The exercise
Reproduce the records that follow in full, excluding any picture they contain.
^^^^
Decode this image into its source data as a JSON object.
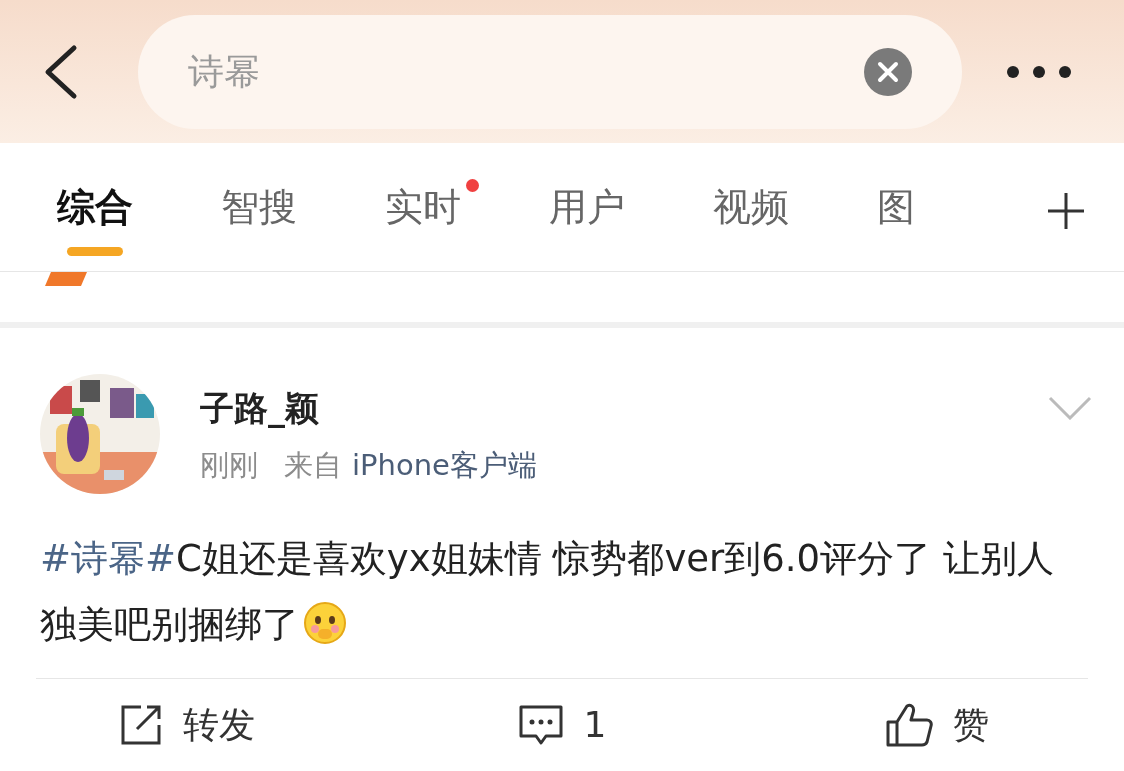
{
  "search": {
    "value": "诗幂"
  },
  "tabs": [
    {
      "label": "综合",
      "selected": true,
      "dot": false
    },
    {
      "label": "智搜",
      "selected": false,
      "dot": false
    },
    {
      "label": "实时",
      "selected": false,
      "dot": true
    },
    {
      "label": "用户",
      "selected": false,
      "dot": false
    },
    {
      "label": "视频",
      "selected": false,
      "dot": false
    },
    {
      "label": "图",
      "selected": false,
      "dot": false
    }
  ],
  "post": {
    "author": "子路_颖",
    "time": "刚刚",
    "source_prefix": "来自",
    "source": "iPhone客户端",
    "body": [
      {
        "kind": "hashtag",
        "text": "#诗幂#"
      },
      {
        "kind": "text",
        "text": "C姐还是喜欢yx姐妹情 惊势都ver到6.0评分了 让别人独美吧别捆绑了"
      },
      {
        "kind": "emoji"
      }
    ],
    "actions": [
      {
        "kind": "repost",
        "label": "转发"
      },
      {
        "kind": "comment",
        "label": "1"
      },
      {
        "kind": "like",
        "label": "赞"
      }
    ]
  }
}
^^^^
Output
Decode this image into its source data as a JSON object.
{
  "search": {
    "value": "诗幂"
  },
  "tabs": [
    {
      "label": "综合",
      "selected": true,
      "dot": false
    },
    {
      "label": "智搜",
      "selected": false,
      "dot": false
    },
    {
      "label": "实时",
      "selected": false,
      "dot": true
    },
    {
      "label": "用户",
      "selected": false,
      "dot": false
    },
    {
      "label": "视频",
      "selected": false,
      "dot": false
    },
    {
      "label": "图",
      "selected": false,
      "dot": false
    }
  ],
  "post": {
    "author": "子路_颖",
    "time": "刚刚",
    "source_prefix": "来自",
    "source": "iPhone客户端",
    "body": [
      {
        "kind": "hashtag",
        "text": "#诗幂#"
      },
      {
        "kind": "text",
        "text": "C姐还是喜欢yx姐妹情 惊势都ver到6.0评分了 让别人独美吧别捆绑了"
      },
      {
        "kind": "emoji"
      }
    ],
    "actions": [
      {
        "kind": "repost",
        "label": "转发"
      },
      {
        "kind": "comment",
        "label": "1"
      },
      {
        "kind": "like",
        "label": "赞"
      }
    ]
  }
}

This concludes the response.